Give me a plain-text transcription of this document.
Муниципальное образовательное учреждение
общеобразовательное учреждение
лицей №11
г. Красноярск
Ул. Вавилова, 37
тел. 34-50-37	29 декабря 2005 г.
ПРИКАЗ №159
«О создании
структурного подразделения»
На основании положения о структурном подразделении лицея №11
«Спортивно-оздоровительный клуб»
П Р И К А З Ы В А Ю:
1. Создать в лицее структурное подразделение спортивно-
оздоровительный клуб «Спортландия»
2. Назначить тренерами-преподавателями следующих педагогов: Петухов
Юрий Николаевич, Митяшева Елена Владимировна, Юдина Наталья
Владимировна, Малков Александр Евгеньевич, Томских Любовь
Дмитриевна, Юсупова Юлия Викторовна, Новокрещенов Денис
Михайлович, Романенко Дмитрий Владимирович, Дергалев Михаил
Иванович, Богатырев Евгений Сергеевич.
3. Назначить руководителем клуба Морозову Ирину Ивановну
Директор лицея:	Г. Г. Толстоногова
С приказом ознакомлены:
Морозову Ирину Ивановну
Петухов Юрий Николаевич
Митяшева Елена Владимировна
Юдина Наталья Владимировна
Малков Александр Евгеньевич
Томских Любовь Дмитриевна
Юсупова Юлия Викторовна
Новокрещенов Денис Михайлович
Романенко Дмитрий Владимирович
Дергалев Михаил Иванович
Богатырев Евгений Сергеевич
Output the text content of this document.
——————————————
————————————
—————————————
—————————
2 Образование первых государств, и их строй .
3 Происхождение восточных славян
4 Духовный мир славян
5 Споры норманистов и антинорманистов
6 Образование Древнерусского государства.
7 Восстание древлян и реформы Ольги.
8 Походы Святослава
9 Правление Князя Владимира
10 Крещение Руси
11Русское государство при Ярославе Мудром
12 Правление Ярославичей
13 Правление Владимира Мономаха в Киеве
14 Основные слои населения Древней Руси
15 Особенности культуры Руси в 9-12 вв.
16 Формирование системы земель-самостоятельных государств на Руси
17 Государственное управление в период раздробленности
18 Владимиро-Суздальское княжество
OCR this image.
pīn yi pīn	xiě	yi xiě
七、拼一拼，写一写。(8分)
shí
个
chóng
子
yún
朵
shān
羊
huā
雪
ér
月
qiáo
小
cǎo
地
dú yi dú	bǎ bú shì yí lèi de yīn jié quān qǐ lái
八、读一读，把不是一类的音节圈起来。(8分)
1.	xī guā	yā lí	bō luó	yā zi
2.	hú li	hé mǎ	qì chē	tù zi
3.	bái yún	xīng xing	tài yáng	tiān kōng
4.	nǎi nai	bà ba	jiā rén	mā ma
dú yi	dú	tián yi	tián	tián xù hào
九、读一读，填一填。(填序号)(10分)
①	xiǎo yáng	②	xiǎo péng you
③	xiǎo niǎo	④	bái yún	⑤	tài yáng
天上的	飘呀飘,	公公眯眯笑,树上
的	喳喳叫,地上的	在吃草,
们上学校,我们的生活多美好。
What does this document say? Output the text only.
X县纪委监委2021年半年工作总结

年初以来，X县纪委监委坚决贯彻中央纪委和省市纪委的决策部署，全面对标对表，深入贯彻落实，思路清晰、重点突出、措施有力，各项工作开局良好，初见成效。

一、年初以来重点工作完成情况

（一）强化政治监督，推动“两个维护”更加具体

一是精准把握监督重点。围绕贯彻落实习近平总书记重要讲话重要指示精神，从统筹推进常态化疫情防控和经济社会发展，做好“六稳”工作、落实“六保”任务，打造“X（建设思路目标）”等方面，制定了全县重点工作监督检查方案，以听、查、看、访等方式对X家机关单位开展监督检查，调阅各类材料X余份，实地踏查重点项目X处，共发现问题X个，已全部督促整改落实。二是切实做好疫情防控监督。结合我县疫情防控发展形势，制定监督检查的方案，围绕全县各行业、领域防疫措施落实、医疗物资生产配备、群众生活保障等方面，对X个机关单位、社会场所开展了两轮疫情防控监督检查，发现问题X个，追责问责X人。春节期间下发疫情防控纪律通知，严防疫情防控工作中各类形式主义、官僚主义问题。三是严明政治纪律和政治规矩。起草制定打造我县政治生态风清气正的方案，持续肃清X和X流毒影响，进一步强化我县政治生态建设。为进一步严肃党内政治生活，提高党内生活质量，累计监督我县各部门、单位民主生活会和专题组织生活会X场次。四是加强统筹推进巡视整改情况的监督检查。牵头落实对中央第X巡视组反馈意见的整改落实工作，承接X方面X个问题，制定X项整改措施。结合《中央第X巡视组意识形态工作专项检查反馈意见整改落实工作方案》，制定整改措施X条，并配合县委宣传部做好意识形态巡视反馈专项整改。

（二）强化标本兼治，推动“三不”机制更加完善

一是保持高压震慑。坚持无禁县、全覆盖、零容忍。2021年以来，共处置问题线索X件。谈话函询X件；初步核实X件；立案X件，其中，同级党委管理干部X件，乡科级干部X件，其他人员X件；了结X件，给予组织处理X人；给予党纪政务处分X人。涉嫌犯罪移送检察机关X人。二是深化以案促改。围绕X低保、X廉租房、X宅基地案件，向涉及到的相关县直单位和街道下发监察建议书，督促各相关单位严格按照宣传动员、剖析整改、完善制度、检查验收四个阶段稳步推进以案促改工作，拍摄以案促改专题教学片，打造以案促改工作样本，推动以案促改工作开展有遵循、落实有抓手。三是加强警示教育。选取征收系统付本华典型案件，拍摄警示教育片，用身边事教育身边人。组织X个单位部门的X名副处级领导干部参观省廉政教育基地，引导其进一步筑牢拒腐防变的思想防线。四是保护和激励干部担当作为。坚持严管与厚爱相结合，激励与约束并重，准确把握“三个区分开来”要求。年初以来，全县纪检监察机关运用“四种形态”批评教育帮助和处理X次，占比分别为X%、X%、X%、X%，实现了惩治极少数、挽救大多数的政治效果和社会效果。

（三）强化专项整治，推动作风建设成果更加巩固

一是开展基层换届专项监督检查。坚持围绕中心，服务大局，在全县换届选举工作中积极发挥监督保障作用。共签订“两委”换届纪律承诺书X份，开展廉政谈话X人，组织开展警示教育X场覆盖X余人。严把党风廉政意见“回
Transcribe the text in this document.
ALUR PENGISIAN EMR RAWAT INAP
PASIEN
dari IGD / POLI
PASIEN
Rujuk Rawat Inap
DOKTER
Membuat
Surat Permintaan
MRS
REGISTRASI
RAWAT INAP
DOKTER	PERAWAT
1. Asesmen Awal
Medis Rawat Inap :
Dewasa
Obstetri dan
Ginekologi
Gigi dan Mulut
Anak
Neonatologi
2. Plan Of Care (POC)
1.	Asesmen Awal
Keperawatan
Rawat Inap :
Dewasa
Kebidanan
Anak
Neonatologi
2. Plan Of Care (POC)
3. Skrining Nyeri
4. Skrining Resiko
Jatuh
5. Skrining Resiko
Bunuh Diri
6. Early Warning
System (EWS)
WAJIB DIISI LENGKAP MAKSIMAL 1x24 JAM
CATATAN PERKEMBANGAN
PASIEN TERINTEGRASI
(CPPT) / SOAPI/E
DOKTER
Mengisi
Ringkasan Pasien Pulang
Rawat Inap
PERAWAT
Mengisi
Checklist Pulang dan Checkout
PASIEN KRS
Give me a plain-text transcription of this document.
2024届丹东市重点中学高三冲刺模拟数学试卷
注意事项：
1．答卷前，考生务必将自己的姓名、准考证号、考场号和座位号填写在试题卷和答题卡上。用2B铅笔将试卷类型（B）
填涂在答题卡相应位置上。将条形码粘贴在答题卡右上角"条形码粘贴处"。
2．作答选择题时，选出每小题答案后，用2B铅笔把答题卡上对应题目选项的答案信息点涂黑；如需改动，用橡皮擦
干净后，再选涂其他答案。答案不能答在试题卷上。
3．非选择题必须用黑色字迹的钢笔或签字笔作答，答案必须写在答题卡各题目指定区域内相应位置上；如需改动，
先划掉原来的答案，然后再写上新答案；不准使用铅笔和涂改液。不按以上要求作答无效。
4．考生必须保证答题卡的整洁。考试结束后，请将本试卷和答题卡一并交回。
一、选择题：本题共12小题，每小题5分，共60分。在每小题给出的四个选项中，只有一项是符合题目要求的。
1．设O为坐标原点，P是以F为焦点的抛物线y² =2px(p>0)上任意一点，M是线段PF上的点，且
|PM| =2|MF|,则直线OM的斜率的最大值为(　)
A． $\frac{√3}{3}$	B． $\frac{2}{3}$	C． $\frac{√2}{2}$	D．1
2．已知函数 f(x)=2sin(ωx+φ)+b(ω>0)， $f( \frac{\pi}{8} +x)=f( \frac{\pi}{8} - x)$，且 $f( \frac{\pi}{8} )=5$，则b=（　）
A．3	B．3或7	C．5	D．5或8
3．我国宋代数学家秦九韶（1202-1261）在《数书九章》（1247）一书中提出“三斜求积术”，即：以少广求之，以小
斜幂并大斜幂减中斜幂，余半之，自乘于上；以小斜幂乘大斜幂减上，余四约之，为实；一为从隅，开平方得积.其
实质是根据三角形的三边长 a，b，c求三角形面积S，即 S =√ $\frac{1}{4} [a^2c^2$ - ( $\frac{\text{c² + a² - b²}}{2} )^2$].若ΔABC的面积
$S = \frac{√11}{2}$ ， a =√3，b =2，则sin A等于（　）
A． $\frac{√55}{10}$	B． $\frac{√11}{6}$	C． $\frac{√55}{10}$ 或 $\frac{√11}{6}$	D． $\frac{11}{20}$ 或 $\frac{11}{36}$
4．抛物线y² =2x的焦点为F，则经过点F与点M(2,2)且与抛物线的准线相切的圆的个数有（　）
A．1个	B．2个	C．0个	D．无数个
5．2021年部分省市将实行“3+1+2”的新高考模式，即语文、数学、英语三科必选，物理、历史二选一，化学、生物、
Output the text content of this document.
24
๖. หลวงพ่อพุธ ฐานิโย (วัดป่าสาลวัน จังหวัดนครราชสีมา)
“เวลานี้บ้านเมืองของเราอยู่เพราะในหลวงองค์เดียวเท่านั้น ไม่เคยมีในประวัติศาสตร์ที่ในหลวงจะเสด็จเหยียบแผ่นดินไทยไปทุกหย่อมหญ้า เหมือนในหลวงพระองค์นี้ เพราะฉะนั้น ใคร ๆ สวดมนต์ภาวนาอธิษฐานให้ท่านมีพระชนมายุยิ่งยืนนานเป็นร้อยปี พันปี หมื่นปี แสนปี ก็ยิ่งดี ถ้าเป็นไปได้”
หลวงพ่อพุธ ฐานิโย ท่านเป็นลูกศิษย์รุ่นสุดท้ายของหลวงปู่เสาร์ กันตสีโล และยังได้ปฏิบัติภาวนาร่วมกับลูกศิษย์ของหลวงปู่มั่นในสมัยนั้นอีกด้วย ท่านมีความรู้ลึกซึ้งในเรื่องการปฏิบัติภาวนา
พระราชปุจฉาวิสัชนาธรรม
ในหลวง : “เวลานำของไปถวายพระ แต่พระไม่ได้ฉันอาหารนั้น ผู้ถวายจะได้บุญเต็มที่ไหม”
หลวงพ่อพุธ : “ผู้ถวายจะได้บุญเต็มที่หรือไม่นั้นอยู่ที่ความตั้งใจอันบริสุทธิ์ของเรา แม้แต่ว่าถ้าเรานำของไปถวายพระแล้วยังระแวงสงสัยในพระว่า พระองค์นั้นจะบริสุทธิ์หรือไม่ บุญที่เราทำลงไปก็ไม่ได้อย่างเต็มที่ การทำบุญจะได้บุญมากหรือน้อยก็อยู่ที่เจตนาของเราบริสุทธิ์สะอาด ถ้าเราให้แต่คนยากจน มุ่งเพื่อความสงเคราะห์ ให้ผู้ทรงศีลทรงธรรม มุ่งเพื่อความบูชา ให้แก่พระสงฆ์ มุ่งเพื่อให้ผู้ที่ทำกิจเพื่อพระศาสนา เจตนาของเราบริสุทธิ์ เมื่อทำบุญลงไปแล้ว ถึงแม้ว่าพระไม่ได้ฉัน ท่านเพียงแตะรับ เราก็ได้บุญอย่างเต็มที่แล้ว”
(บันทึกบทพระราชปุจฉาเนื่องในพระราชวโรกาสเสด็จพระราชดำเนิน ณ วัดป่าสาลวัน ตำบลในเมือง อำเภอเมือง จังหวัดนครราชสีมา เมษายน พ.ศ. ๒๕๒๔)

#### [GIVEN EXERCISE]
Return each line among the entries that holds the word "Pulang".

#### [WORKED SOLUTION]
Ringkasan Pasien Pulang
Checklist Pulang dan Checkout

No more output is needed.